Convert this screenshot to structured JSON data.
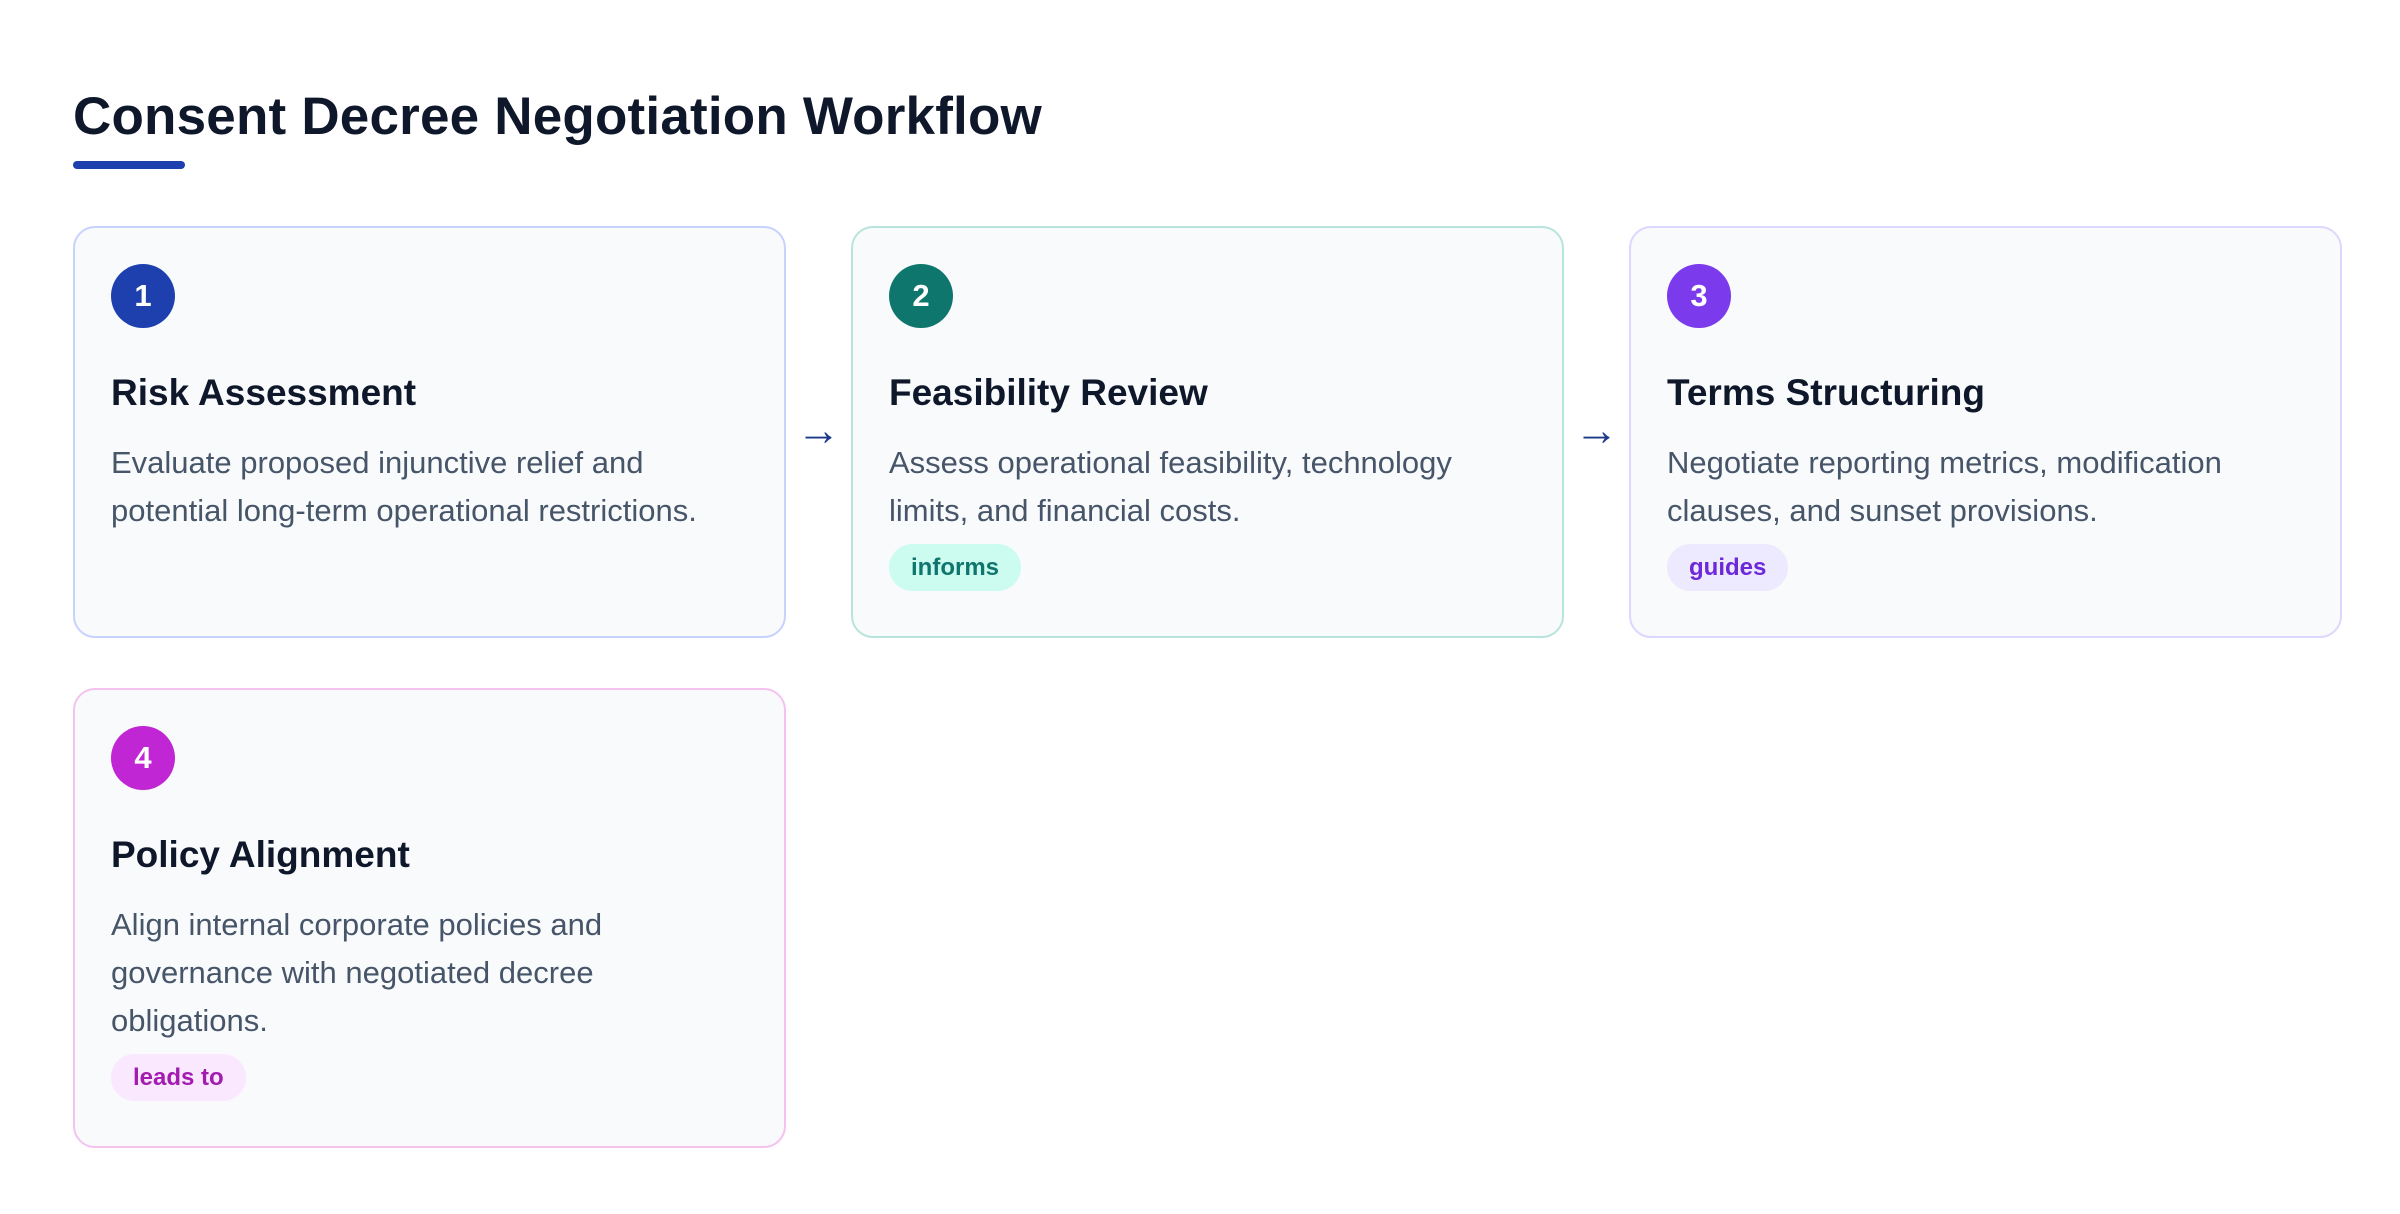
{
  "title": "Consent Decree Negotiation Workflow",
  "colors": {
    "accent": "#1e40af",
    "step1": "#1e40af",
    "step2": "#0f766e",
    "step3": "#7c3aed",
    "step4": "#c026d3"
  },
  "connector_icon": "arrow-right-icon",
  "connector_glyph": "→",
  "steps": [
    {
      "number": "1",
      "title": "Risk Assessment",
      "description": "Evaluate proposed injunctive relief and potential long-term operational restrictions.",
      "tag": ""
    },
    {
      "number": "2",
      "title": "Feasibility Review",
      "description": "Assess operational feasibility, technology limits, and financial costs.",
      "tag": "informs"
    },
    {
      "number": "3",
      "title": "Terms Structuring",
      "description": "Negotiate reporting metrics, modification clauses, and sunset provisions.",
      "tag": "guides"
    },
    {
      "number": "4",
      "title": "Policy Alignment",
      "description": "Align internal corporate policies and governance with negotiated decree obligations.",
      "tag": "leads to"
    }
  ]
}
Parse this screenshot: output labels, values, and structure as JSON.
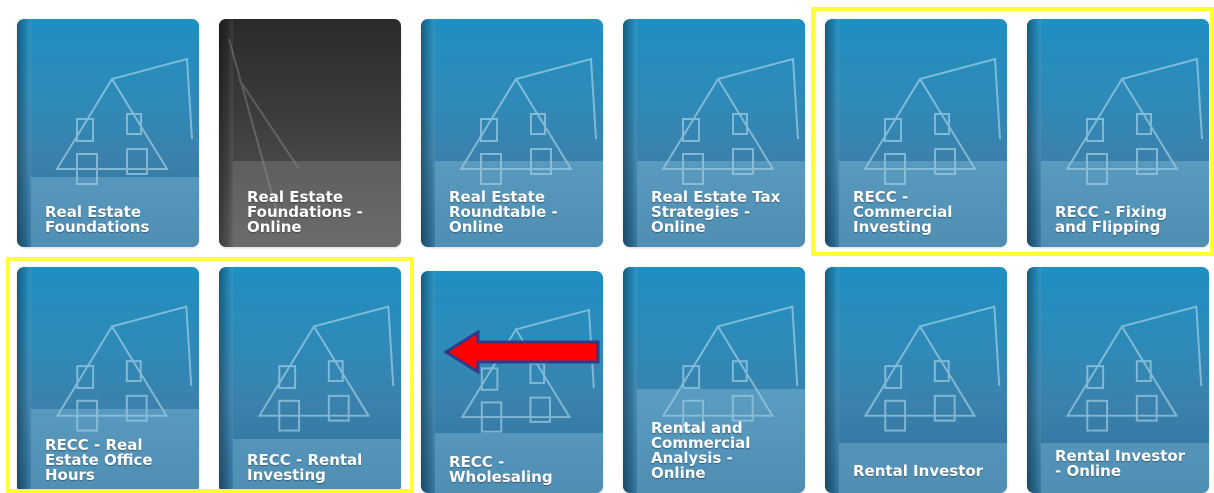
{
  "courses": [
    {
      "title": "Real Estate\nFoundations",
      "style": "blue"
    },
    {
      "title": "Real Estate\nFoundations -\nOnline",
      "style": "dark"
    },
    {
      "title": "Real Estate\nRoundtable -\nOnline",
      "style": "blue"
    },
    {
      "title": "Real Estate Tax\nStrategies -\nOnline",
      "style": "blue"
    },
    {
      "title": "RECC -\nCommercial\nInvesting",
      "style": "blue"
    },
    {
      "title": "RECC - Fixing\nand Flipping",
      "style": "blue"
    },
    {
      "title": "RECC - Real\nEstate Office\nHours",
      "style": "blue"
    },
    {
      "title": "RECC - Rental\nInvesting",
      "style": "blue"
    },
    {
      "title": "RECC -\nWholesaling",
      "style": "blue"
    },
    {
      "title": "Rental and\nCommercial\nAnalysis -\nOnline",
      "style": "blue"
    },
    {
      "title": "Rental Investor",
      "style": "blue"
    },
    {
      "title": "Rental Investor\n- Online",
      "style": "blue"
    }
  ],
  "colors": {
    "highlight": "#ffff33",
    "arrow": "#ff0000",
    "arrow_outline": "#2f3a8a"
  },
  "icons": {
    "house": "house-illustration",
    "arrow": "left-arrow"
  }
}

(Directions): Starting at the line that contains "Parse this screenshot: output", please write out every line to the end of the entries, inclusive, copied exactly and with pictures omitted.

(Solution):
Parse this screenshot: output labels, values, and structure as JSON.
{
  "courses": [
    {
      "title": "Real Estate\nFoundations",
      "style": "blue"
    },
    {
      "title": "Real Estate\nFoundations -\nOnline",
      "style": "dark"
    },
    {
      "title": "Real Estate\nRoundtable -\nOnline",
      "style": "blue"
    },
    {
      "title": "Real Estate Tax\nStrategies -\nOnline",
      "style": "blue"
    },
    {
      "title": "RECC -\nCommercial\nInvesting",
      "style": "blue"
    },
    {
      "title": "RECC - Fixing\nand Flipping",
      "style": "blue"
    },
    {
      "title": "RECC - Real\nEstate Office\nHours",
      "style": "blue"
    },
    {
      "title": "RECC - Rental\nInvesting",
      "style": "blue"
    },
    {
      "title": "RECC -\nWholesaling",
      "style": "blue"
    },
    {
      "title": "Rental and\nCommercial\nAnalysis -\nOnline",
      "style": "blue"
    },
    {
      "title": "Rental Investor",
      "style": "blue"
    },
    {
      "title": "Rental Investor\n- Online",
      "style": "blue"
    }
  ],
  "colors": {
    "highlight": "#ffff33",
    "arrow": "#ff0000",
    "arrow_outline": "#2f3a8a"
  },
  "icons": {
    "house": "house-illustration",
    "arrow": "left-arrow"
  }
}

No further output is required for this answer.